### TRECHO DO DOCUMENTO ###

As eleições, os militares e o fim da Nova República

Thiago Flamé

As eleições, os militares e o fim da Nova República

Thiago Flamé

No nascimento da mal chamada Nova República, a quinta na história brasileira, surgida pelo pacto das elites civis com as cúpulas militares, foi obrigatório integrar ao novo regime político o movimento operário e as camadas populares, que vinham de ser os grandes protagonistas do fim da ditadura. Mal chamada nova, por que já nasceu velha, carregando sem ruptura toda a herança do passado escravocrata, imperial e militar, sobrepondo com essa pesada herança concessões inéditas para as massas. Agora, com as Forças Armadas sendo aceitas oficialmente como instituições fiscalizadoras do processo eleitoral, podemos dizer que a República de 1988 já se modificou qualitativamente, ainda que não tenha se estabilizado e terminado de se conformar um regime pós golpe. Sem ruptura, sem alarde, sem comoção, foi derrotada por ela mesma.

###

→ OBJETIVO A: Diga se cada afirmação concorda com o texto sobre a Nova República: (i) a Nova República é a quinta da história brasileira; (ii) a Nova República nasceu rompendo com a herança do passado militar; (iii) as Forças Armadas passaram a ser aceitas oficialmente como fiscalizadoras do processo eleitoral. Responda sim ou não em cada uma e cite as palavras do texto que decidem.
→ OBJETIVO B: Reescreva em forma de lista o parágrafo do texto sobre a Nova República que começa com "No nascimento da mal chamada Nova República", mantendo os fatos principais.
→ OBJETIVO C: Prolongue o texto sobre a Nova República a partir da última frase apresentada.
Os dados não têm nenhum papel nesta atividade.

### CONJUNTO DE DADOS ###

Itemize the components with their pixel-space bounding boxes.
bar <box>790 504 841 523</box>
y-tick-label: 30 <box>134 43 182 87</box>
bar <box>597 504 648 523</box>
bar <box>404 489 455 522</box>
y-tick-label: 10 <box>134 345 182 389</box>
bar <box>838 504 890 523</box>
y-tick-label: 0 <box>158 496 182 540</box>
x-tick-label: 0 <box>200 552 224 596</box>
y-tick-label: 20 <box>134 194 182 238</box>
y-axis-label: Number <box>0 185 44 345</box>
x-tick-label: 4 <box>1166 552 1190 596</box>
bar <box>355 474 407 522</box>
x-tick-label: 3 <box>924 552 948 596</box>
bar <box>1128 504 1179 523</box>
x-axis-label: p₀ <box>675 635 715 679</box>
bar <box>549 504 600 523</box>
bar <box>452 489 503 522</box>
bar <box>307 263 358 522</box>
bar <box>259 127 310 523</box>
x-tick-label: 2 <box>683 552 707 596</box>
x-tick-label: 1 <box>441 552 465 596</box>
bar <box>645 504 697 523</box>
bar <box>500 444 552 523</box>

###

→ RESPOSTA ESCRITA A:
(i) Sim: "a quinta na história brasileira".
(ii) Não: "carregando sem ruptura toda a herança do passado escravocrata, imperial e militar".
(iii) Sim: "com as Forças Armadas sendo aceitas oficialmente como instituições fiscalizadoras do processo eleitoral".

→ RESPOSTA ESCRITA B:
- A Nova República, quinta da história brasileira, surgiu de um pacto entre as elites civis e as cúpulas militares.
- Foi preciso integrar ao novo regime o movimento operário e as camadas populares, grandes protagonistas do fim da ditadura.
- É "mal chamada nova" porque carregou sem ruptura a herança escravocrata, imperial e militar, junto com concessões inéditas às massas.
- Com as Forças Armadas aceitas oficialmente como fiscalizadoras do processo eleitoral, a República de 1988 já se modificou qualitativamente.
- O regime pós-golpe ainda não se estabilizou nem terminou de se conformar.
- Sem ruptura, sem alarde e sem comoção, essa República foi derrotada por ela mesma.

→ RESPOSTA ESCRITA C:
Nesta sexta-feira, 30/09, o título de uma matéria do jornal O Estado de São Paulo chamou atenção e deu aos militares a oportunidade de se posicionar oficialmente: “Comando do Exército indica à tropa que não contestará apuração eleitoral”. Nos grandes jornais e na imprensa petista a decisão foi comemorada e aplaudida como um distanciamento dos militares em relação a Bolsonaro e como uma medida que reduziria os impactos da apuração paralela de urnas a cargo do ministério da defesa e do exército. Sinal dos novos tempos que, ao invés de repudiar uma intervenção política tão descarada, ela foi aplaudida pela frente ampla que se pretende defensora da democracia. Como se essa declaração não fosse ela mesma um atentado contra a democracia, como se o Alto Comando tivesse legitimidade para pautar o reconhecimento ou não das eleições na sua reunião e pior, como se pudesse ter outra posição para a tropa que não respeitar o resultado oficial. Um reconhecimento vergonhoso desses setores de que aceitam e legitimam a tutela militar.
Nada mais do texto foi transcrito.